[EXERCISE REQUIREMENTS] In the part of the entries that opens with the line containing "level-price-label: 156.01: [983, 196, 1015, 206]" and closes with the line containing "slow-ma: [409, 214, 766, 419]", replace "candle-body" with "bar-body" and reproduce only those lines, leaving everything else unchanged.

[DATA PROVIDED]
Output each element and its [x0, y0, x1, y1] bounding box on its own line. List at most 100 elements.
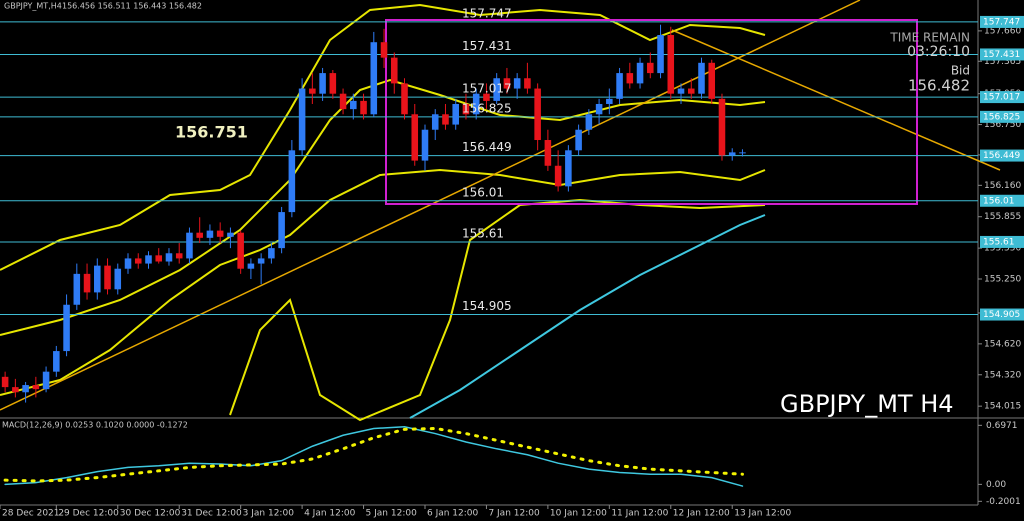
level-price-label: 156.01: [983, 196, 1015, 206]
level-price-box: [980, 235, 1024, 248]
x-tick-label: 3 Jan 12:00: [243, 509, 295, 519]
candle-body: [565, 150, 572, 187]
candle-body: [472, 93, 480, 115]
slow-ma: [409, 214, 766, 419]
level-price-label: 155.61: [983, 237, 1015, 247]
candle-body: [626, 73, 634, 84]
indicator-decoration: [0, 0, 1001, 422]
y-tick-label: 155.855: [984, 212, 1021, 222]
candle-body: [278, 212, 285, 249]
candle-body: [63, 304, 70, 352]
level-price-box: [980, 15, 1024, 28]
candle-body: [22, 385, 29, 393]
symbol-title: GBPJPY_MT,H4: [4, 2, 62, 11]
level-label: 157.017: [462, 82, 512, 96]
candle-body: [687, 88, 695, 94]
candle-body: [544, 140, 552, 166]
candle-body: [411, 114, 419, 161]
macd-line: [3, 426, 744, 483]
level-price-box: [980, 110, 1024, 123]
level-label: 157.431: [462, 39, 512, 53]
candle-body: [175, 253, 183, 259]
candle-body: [513, 78, 521, 89]
candle-body: [319, 73, 326, 94]
candle-body: [442, 114, 449, 125]
x-tick-label: 28 Dec 2021: [2, 509, 60, 519]
y-tick-label: 154.320: [984, 370, 1021, 380]
range-box: [385, 19, 918, 205]
candle-body: [247, 263, 255, 269]
candle-body: [186, 232, 193, 259]
candle-body: [339, 93, 347, 110]
x-tick-label: 31 Dec 12:00: [181, 509, 242, 519]
y-tick-label: 155.550: [984, 244, 1021, 254]
candle-body: [196, 232, 203, 238]
candle-body: [32, 385, 40, 390]
level-price-box: [980, 194, 1024, 207]
watermark: GBPJPY_MT H4: [780, 390, 954, 418]
level-price-label: 157.431: [983, 50, 1020, 60]
level-price-box: [980, 91, 1024, 104]
candle-body: [104, 265, 111, 290]
candle-body: [493, 78, 500, 101]
y-tick-label: 0.6971: [986, 421, 1018, 431]
candle-body: [718, 98, 726, 156]
candle-body: [462, 103, 470, 115]
x-tick-label: 7 Jan 12:00: [488, 509, 540, 519]
x-tick-label: 13 Jan 12:00: [734, 509, 791, 519]
y-tick-label: 157.365: [984, 57, 1021, 67]
candle-body: [421, 129, 429, 161]
macd-title: MACD(12,26,9) 0.0253 0.1020 0.0000 -0.12…: [2, 421, 188, 430]
candle-body: [524, 78, 531, 89]
bid-label: Bid: [951, 64, 970, 78]
candle-body: [94, 265, 101, 293]
candle-body: [431, 114, 439, 130]
level-price-label: 156.449: [983, 151, 1020, 161]
bid-price: 156.482: [908, 77, 970, 95]
level-price-box: [980, 149, 1024, 162]
x-tick-label: 11 Jan 12:00: [611, 509, 668, 519]
candle-body: [554, 165, 562, 187]
candle-body: [237, 232, 244, 269]
candle-body: [124, 258, 132, 269]
x-tick-label: 10 Jan 12:00: [550, 509, 607, 519]
candle-body: [503, 78, 511, 89]
x-tick-label: 5 Jan 12:00: [366, 509, 418, 519]
trend-line: [671, 29, 1001, 171]
candle-body: [12, 387, 19, 393]
level-label: 157.747: [462, 6, 512, 20]
candle-body: [73, 273, 81, 305]
candle-body: [575, 129, 582, 151]
candle-body: [350, 100, 357, 110]
candle-body: [595, 103, 603, 115]
y-tick-label: 157.660: [984, 26, 1021, 36]
level-label: 155.61: [462, 226, 504, 240]
bollinger-high: [0, 3, 766, 271]
candle-body: [206, 230, 214, 238]
candle-body: [298, 88, 306, 151]
candle-body: [1, 376, 9, 388]
candle-body: [585, 114, 593, 130]
candle-body: [380, 42, 388, 58]
bollinger-low: [0, 168, 766, 396]
candle-body: [53, 351, 60, 372]
level-price-label: 157.747: [983, 17, 1020, 27]
level-price-label: 154.905: [983, 310, 1020, 320]
y-tick-label: 154.620: [984, 339, 1021, 349]
level-label: 154.905: [462, 299, 512, 313]
y-tick-label: -0.2001: [986, 497, 1021, 507]
candle-body: [145, 255, 152, 264]
level-price-box: [980, 48, 1024, 61]
candle-body: [288, 150, 296, 213]
candle-body: [216, 230, 224, 237]
x-tick-label: 29 Dec 12:00: [58, 509, 119, 519]
y-tick-label: 154.015: [984, 402, 1021, 412]
candle-body: [401, 83, 408, 115]
price-panel: [0, 21, 978, 403]
x-tick-label: 30 Dec 12:00: [120, 509, 181, 519]
candle-body: [667, 35, 675, 94]
candle-body: [134, 258, 142, 264]
candle-body: [708, 62, 716, 99]
level-price-label: 157.017: [983, 93, 1020, 103]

[EXPECTED OUTPUT]
level-price-label: 156.01: [983, 196, 1015, 206]
level-price-box: [980, 235, 1024, 248]
x-tick-label: 3 Jan 12:00: [243, 509, 295, 519]
bar-body: [565, 150, 572, 187]
bar-body: [472, 93, 480, 115]
slow-ma: [409, 214, 766, 419]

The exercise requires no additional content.